(Stored data)

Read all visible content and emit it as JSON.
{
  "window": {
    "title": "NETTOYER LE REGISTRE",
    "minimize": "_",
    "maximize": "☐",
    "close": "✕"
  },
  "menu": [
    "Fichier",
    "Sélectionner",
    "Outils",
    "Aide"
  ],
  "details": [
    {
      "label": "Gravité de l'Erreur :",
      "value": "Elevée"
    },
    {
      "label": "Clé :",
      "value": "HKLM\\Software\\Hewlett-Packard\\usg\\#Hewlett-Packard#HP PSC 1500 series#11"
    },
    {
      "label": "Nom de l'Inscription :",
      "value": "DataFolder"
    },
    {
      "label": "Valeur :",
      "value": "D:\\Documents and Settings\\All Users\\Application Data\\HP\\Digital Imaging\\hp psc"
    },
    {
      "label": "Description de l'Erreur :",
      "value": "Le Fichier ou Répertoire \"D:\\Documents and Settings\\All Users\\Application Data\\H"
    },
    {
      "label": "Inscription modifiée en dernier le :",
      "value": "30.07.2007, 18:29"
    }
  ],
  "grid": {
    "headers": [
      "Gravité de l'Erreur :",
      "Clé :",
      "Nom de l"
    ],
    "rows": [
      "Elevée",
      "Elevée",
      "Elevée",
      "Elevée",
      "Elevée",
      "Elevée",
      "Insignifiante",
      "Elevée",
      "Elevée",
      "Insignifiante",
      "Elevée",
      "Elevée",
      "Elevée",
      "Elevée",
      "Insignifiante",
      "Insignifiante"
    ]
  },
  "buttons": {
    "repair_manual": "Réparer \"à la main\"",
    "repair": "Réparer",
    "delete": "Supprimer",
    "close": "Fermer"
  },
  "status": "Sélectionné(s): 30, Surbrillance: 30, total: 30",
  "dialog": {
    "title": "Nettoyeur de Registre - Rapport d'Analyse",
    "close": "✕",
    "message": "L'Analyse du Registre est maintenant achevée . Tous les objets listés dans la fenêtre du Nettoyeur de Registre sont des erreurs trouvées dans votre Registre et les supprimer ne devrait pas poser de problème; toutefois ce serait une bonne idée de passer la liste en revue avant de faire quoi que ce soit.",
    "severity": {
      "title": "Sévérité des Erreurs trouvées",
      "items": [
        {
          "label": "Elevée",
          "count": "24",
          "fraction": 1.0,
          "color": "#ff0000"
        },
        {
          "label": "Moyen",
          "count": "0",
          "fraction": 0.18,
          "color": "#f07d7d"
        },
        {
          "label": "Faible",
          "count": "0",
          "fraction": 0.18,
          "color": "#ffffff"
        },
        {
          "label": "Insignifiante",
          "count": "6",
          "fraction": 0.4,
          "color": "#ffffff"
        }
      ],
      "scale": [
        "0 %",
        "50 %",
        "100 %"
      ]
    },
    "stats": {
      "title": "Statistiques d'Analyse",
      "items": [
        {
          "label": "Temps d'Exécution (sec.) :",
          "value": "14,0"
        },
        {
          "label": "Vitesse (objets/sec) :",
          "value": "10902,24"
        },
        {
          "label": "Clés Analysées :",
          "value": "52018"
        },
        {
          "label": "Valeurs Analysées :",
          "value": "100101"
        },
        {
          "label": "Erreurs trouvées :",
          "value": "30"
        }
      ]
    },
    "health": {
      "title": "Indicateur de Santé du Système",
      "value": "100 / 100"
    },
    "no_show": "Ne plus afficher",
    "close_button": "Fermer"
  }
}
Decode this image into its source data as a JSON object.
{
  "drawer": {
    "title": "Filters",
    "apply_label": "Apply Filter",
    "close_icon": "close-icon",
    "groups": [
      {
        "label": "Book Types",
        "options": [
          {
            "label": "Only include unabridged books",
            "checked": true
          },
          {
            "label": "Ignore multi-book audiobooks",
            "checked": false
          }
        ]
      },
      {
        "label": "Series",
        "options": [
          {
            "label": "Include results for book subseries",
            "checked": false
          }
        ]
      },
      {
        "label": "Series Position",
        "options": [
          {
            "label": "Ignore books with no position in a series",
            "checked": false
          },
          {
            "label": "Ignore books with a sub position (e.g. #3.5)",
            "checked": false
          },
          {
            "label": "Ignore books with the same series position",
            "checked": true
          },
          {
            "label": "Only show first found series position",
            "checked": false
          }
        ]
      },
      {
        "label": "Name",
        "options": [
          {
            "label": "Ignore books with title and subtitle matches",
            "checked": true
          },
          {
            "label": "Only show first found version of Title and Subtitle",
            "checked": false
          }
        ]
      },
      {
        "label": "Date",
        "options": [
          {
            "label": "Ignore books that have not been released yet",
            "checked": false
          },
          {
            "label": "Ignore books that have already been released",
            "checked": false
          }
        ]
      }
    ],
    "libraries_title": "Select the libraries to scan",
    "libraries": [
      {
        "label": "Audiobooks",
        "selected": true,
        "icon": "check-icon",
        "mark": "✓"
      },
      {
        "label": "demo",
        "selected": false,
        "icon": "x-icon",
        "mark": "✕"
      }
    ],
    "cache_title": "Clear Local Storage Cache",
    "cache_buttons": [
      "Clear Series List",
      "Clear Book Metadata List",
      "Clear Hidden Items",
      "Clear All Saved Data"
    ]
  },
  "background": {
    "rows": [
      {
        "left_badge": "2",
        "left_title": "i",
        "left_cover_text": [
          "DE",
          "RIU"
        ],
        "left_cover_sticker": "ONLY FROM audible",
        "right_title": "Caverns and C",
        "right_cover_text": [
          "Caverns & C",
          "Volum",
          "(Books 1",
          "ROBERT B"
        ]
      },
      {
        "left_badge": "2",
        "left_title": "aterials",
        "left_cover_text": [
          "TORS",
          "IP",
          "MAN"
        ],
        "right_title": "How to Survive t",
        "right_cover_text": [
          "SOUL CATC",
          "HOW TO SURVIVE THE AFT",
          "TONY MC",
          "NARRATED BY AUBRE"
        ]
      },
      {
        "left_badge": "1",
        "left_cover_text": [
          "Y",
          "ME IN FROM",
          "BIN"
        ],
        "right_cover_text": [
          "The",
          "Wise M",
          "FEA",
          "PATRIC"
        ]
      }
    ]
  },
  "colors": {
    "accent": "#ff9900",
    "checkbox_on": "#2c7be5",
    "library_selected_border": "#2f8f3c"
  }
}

▶ **TO DO**
Copy out all lines from the material above that contain the string "Réparer".

▶ **EXERCISE OUTPUT**
    "repair_manual": "Réparer \"à la main\"",
    "repair": "Réparer",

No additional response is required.